Start of Exercise data

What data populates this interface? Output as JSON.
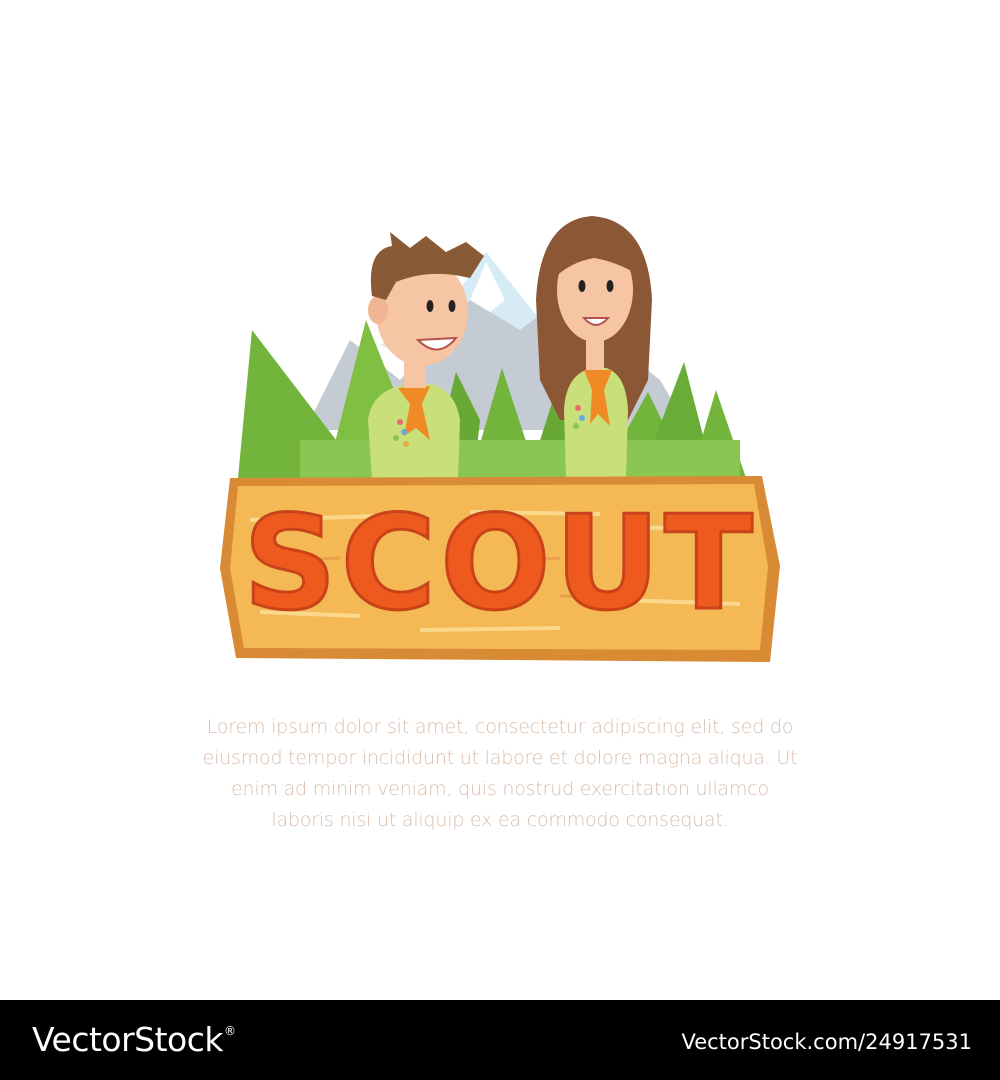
{
  "sign": {
    "title": "SCOUT"
  },
  "body_text": {
    "lines": [
      "Lorem ipsum dolor sit amet, consectetur adipiscing elit, sed do",
      "eiusmod tempor incididunt ut labore et dolore magna aliqua. Ut",
      "enim ad minim veniam, quis nostrud exercitation ullamco",
      "laboris nisi ut aliquip ex ea commodo consequat."
    ]
  },
  "footer": {
    "brand": "VectorStock",
    "brand_mark": "®",
    "image_id": "VectorStock.com/24917531"
  },
  "colors": {
    "background": "#ffffff",
    "footer_background": "#000000",
    "sign_wood": "#f4b955",
    "sign_border": "#d98a35",
    "sign_letters": "#ee5a1e",
    "tree_green": "#72b43c",
    "mountain_grey": "#c4cbd3",
    "uniform_green": "#c9e07a",
    "neckerchief_orange": "#f08a24",
    "body_text": "#d9bfae"
  }
}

End of Exercise data

• **Written request**
From the entries above, copy every line that holds the word "VectorStock".

• **Final answer**
    "brand": "VectorStock",
    "image_id": "VectorStock.com/24917531"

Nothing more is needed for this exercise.